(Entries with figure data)
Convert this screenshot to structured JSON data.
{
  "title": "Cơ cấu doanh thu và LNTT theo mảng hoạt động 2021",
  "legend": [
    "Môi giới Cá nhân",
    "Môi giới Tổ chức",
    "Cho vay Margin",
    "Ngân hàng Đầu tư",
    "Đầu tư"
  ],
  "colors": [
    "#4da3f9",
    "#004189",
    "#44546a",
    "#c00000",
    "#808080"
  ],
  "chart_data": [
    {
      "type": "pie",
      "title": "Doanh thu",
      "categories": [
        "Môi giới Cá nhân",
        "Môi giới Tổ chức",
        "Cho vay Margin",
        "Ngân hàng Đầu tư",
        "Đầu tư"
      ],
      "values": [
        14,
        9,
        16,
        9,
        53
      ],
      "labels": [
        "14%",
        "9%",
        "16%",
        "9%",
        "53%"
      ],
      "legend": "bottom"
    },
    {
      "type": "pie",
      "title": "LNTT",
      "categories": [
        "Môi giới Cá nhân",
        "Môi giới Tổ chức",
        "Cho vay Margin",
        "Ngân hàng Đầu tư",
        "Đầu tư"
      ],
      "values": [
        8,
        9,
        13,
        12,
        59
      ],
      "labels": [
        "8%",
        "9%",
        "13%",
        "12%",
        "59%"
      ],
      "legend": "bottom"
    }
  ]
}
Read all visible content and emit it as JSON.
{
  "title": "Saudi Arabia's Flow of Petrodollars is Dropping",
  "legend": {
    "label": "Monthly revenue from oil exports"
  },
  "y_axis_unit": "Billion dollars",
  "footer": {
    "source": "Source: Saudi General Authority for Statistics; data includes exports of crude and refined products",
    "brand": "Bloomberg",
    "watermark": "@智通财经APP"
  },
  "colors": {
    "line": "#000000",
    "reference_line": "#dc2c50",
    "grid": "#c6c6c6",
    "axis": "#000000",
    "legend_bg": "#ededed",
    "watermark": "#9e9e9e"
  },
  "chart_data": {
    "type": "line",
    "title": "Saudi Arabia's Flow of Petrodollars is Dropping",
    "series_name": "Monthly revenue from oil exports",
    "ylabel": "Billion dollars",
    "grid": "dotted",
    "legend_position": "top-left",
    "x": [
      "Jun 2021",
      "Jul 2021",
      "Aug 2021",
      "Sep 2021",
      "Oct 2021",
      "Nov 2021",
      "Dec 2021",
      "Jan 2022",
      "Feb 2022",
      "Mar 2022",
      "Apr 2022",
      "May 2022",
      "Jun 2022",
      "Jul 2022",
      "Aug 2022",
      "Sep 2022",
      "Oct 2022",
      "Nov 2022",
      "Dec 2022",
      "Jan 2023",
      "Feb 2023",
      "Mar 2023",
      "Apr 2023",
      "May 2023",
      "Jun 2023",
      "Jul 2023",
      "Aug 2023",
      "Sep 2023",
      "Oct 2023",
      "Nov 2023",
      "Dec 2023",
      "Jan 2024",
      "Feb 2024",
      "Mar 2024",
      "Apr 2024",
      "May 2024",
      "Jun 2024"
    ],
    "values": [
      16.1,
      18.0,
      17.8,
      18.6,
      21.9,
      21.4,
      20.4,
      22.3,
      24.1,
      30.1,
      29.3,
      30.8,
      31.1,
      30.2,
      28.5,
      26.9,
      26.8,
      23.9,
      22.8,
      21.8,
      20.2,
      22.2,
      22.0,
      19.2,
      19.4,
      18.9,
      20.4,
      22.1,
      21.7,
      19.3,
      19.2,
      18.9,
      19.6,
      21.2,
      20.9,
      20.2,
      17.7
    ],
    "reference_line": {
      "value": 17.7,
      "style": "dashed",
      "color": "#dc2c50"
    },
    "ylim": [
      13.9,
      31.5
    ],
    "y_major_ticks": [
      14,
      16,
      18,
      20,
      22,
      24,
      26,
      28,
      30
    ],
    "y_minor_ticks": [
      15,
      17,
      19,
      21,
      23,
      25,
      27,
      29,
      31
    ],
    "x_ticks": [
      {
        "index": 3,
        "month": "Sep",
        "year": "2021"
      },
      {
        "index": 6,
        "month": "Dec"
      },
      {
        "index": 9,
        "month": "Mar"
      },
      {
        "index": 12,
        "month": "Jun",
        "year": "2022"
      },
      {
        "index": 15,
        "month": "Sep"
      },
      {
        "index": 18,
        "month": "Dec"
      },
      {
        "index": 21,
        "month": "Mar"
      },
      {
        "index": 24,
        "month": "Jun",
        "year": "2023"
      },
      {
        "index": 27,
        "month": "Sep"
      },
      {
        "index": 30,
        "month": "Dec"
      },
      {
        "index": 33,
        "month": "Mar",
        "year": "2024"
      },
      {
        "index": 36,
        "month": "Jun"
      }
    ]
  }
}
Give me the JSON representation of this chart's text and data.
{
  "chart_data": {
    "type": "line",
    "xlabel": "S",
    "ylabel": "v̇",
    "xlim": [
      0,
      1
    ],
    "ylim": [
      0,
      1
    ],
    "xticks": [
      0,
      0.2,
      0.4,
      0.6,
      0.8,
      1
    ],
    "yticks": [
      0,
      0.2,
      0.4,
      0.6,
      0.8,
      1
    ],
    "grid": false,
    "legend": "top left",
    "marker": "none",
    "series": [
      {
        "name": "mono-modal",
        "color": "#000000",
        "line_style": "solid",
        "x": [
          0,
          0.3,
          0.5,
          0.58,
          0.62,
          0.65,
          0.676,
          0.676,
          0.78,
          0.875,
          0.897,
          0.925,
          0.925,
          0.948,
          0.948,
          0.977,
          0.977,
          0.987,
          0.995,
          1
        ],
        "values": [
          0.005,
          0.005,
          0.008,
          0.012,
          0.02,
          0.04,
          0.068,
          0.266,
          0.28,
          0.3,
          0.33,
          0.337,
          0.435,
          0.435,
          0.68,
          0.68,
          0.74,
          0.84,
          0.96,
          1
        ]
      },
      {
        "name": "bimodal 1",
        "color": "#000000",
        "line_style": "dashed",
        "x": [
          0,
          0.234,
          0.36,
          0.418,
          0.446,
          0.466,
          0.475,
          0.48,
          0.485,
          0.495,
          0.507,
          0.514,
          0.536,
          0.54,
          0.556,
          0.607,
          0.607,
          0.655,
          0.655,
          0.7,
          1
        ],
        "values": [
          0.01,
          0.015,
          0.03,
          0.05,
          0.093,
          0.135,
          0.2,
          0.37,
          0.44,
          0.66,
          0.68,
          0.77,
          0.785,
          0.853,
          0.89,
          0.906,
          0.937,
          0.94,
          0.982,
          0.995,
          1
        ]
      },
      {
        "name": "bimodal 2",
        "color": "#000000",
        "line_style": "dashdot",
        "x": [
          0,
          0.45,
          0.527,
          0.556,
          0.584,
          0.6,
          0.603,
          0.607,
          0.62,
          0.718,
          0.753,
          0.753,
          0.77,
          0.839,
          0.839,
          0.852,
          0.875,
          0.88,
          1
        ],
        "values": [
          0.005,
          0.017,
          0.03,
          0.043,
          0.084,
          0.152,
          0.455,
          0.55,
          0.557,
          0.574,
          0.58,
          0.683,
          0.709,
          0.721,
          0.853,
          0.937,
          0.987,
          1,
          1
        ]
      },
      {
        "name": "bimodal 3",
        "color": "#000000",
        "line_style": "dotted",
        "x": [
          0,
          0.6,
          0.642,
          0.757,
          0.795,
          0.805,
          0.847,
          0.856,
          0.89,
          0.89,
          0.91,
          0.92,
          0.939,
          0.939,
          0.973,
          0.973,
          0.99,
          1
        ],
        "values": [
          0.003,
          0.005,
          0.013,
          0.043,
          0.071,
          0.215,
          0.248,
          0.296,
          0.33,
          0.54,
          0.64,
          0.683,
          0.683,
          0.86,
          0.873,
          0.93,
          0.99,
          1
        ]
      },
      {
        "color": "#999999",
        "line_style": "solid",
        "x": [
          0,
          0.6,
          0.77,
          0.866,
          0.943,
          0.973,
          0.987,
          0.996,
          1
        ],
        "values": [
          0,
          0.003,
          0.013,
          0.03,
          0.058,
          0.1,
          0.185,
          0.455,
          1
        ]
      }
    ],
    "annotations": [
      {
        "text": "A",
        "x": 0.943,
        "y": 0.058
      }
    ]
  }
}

TASK BRIEF:
Your task is to gather all lines from the entries above that hold the word "Petrodollars".

THE COMPLETED TASK:
  "title": "Saudi Arabia's Flow of Petrodollars is Dropping",
    "title": "Saudi Arabia's Flow of Petrodollars is Dropping",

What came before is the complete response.